PROBLEM. Find the word "Vertical" in the material below and gather every line that contains it.

──────── DATA PROVIDED ────────

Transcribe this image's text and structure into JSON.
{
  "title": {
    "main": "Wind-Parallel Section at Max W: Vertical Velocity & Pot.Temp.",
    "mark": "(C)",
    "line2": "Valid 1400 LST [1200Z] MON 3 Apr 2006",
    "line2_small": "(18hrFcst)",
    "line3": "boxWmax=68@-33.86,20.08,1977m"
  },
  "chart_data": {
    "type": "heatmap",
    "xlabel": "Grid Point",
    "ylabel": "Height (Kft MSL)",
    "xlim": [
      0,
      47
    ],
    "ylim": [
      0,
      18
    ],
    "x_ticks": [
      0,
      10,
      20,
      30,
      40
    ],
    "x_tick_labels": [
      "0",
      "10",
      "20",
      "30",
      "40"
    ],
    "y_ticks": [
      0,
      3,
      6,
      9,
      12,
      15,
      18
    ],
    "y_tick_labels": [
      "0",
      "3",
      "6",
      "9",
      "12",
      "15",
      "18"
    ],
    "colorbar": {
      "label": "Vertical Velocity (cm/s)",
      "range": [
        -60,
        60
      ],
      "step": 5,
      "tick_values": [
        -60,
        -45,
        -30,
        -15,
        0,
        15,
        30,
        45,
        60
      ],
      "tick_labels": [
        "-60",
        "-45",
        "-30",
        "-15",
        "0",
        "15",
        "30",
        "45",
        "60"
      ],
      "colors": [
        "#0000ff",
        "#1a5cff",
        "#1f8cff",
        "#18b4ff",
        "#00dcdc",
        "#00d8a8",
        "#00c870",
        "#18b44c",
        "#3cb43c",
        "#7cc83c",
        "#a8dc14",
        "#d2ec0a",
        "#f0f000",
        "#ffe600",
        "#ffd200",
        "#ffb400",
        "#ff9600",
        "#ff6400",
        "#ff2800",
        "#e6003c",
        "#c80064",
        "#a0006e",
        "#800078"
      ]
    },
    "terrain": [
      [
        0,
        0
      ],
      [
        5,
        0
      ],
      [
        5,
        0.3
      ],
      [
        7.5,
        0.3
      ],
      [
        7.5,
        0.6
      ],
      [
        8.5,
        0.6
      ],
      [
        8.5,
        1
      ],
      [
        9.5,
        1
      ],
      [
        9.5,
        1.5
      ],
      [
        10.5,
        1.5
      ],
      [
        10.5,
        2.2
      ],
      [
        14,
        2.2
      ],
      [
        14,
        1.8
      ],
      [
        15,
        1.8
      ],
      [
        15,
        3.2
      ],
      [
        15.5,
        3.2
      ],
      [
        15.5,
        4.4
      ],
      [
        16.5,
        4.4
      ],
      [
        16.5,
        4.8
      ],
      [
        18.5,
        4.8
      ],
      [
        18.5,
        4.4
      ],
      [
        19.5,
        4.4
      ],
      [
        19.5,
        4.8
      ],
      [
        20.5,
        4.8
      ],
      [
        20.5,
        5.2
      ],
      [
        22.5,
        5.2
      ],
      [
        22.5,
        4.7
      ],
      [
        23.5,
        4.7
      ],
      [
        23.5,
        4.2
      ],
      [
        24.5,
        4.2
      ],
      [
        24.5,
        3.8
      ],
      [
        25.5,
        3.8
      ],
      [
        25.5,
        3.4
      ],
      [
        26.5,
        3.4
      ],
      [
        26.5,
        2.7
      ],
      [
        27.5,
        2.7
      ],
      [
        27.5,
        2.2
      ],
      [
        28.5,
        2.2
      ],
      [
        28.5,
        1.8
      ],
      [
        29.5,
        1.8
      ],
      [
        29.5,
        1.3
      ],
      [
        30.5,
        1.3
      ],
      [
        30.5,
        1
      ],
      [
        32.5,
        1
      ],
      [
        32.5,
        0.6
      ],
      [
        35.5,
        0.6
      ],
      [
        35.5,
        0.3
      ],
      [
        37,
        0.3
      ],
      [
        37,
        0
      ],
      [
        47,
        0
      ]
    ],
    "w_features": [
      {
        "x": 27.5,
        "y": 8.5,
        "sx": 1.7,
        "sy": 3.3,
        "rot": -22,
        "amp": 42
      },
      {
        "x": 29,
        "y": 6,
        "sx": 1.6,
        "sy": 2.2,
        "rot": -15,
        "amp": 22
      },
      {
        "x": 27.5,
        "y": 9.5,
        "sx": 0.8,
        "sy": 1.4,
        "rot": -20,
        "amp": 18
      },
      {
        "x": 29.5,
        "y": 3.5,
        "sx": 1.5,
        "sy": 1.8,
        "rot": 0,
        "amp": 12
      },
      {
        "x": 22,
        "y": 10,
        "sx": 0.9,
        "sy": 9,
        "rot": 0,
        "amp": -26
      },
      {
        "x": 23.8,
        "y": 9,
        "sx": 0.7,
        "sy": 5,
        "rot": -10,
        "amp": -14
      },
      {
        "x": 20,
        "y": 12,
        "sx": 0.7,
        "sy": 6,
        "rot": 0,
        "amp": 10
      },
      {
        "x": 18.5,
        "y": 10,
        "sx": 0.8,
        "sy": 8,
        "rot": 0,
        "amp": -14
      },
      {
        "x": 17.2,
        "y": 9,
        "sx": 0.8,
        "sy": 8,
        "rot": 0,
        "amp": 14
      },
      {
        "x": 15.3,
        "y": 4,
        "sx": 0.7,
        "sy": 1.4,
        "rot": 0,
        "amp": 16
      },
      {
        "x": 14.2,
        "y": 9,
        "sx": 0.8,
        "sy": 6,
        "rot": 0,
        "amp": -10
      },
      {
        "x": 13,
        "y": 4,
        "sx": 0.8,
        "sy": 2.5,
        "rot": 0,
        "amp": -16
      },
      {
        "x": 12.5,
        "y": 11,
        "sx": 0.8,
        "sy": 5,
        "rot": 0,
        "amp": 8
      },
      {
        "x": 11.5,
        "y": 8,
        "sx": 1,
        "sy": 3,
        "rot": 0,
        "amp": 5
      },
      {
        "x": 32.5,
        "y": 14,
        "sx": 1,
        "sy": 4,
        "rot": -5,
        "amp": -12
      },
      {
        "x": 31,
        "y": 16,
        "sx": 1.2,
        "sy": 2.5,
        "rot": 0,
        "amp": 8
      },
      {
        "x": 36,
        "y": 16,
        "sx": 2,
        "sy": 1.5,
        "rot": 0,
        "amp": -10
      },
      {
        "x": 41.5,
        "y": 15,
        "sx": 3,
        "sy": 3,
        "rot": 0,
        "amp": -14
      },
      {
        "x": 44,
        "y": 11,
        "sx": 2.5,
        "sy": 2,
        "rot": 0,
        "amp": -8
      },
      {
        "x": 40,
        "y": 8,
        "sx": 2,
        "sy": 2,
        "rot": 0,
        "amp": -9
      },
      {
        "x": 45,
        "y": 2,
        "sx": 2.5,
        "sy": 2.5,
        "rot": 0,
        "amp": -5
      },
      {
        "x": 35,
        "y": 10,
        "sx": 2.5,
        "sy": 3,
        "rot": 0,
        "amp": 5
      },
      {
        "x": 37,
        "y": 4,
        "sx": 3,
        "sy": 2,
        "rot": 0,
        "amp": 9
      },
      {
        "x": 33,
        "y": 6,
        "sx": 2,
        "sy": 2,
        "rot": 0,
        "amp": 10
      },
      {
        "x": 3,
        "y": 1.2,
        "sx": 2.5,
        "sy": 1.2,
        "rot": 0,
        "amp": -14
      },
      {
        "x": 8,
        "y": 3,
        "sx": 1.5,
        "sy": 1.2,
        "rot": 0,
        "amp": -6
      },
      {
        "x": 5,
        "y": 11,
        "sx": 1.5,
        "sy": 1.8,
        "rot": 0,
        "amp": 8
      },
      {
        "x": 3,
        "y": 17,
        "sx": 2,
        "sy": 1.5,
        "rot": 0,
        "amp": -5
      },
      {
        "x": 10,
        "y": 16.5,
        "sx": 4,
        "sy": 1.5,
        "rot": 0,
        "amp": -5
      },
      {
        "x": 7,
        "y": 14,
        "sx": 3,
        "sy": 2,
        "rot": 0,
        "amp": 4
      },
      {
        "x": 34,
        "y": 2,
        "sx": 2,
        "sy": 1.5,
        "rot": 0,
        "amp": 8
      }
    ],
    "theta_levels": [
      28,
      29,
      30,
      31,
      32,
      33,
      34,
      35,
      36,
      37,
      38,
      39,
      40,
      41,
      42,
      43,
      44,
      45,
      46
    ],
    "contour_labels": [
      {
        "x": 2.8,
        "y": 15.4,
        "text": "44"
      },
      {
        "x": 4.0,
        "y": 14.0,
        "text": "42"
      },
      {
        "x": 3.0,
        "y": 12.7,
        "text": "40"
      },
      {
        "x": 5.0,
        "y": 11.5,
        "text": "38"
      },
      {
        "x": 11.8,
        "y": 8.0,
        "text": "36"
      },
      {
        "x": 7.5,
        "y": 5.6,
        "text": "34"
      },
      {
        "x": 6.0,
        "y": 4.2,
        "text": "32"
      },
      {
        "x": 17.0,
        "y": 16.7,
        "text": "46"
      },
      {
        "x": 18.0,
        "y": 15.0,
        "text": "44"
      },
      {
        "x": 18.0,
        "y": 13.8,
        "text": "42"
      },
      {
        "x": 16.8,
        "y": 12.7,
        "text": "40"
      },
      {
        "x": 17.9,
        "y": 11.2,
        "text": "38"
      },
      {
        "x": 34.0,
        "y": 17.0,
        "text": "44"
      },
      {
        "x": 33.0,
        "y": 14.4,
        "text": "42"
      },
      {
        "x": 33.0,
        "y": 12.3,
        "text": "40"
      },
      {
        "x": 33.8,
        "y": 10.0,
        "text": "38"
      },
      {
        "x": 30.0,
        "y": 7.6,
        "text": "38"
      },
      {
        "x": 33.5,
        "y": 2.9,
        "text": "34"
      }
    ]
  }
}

────────

RESPONSE TO THE TASK.
    "main": "Wind-Parallel Section at Max W: Vertical Velocity & Pot.Temp.",
      "label": "Vertical Velocity (cm/s)",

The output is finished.